[Dataset records]
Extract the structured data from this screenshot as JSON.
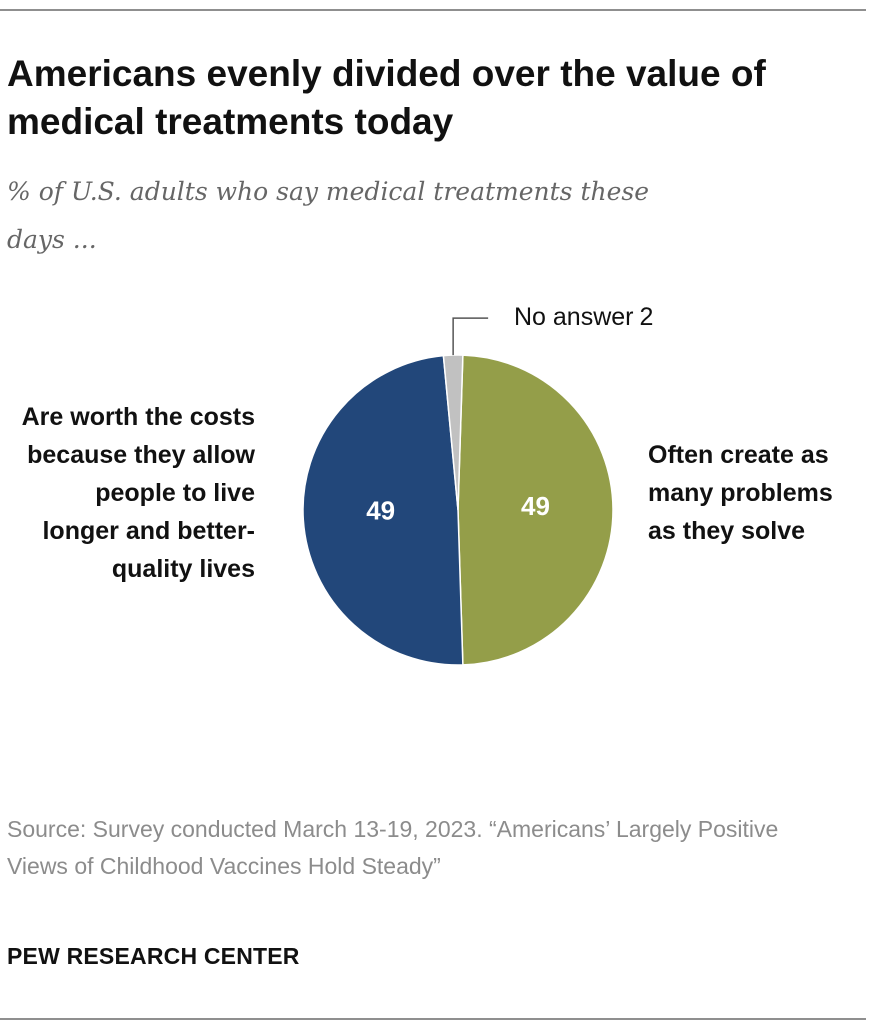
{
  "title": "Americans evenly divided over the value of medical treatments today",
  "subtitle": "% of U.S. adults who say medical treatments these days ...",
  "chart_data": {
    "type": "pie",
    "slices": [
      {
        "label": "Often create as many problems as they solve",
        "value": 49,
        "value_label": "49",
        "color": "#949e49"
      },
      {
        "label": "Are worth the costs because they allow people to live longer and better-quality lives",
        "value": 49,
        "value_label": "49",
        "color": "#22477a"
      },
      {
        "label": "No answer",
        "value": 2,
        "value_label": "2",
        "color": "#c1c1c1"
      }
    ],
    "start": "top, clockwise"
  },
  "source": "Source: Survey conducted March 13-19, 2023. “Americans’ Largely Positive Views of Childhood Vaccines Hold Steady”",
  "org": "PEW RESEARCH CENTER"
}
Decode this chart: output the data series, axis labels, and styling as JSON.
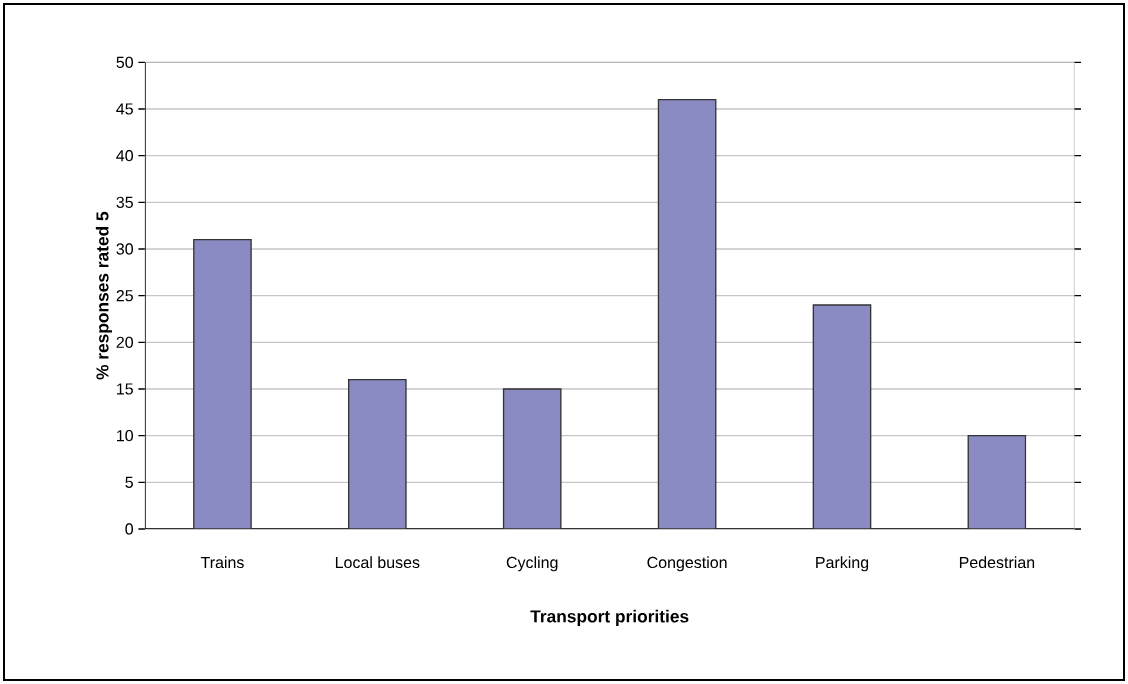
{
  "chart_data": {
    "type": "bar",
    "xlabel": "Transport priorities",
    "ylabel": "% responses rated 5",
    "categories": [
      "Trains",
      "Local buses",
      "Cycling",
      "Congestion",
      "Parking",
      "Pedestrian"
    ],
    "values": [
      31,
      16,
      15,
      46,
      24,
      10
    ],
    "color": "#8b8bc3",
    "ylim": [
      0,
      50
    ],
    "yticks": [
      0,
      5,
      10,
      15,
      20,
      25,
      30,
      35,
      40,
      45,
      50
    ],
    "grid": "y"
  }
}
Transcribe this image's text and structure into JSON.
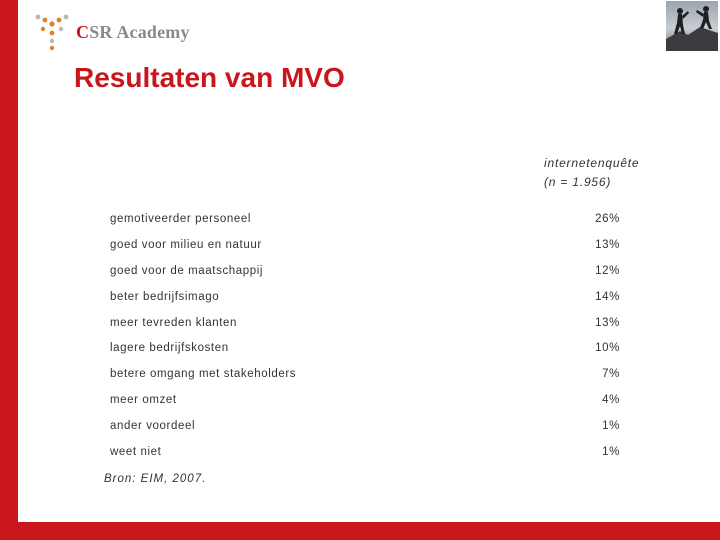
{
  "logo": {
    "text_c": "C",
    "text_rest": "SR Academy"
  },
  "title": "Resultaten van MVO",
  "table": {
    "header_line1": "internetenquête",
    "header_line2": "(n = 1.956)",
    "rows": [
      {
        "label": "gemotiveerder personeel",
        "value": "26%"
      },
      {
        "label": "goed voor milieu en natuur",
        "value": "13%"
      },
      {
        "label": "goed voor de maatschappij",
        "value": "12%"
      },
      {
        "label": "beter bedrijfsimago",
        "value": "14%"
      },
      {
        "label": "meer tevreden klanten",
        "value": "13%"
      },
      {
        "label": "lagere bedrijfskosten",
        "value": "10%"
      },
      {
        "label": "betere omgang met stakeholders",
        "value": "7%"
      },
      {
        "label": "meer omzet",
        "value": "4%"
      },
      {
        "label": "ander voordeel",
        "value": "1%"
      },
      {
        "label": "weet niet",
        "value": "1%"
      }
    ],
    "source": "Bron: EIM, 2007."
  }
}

→ **PROMPT**: Of the lines in the material, how many include "source"? Respond with the number alone.

→ **RESPONSE FOR THIS EXERCISE**: 2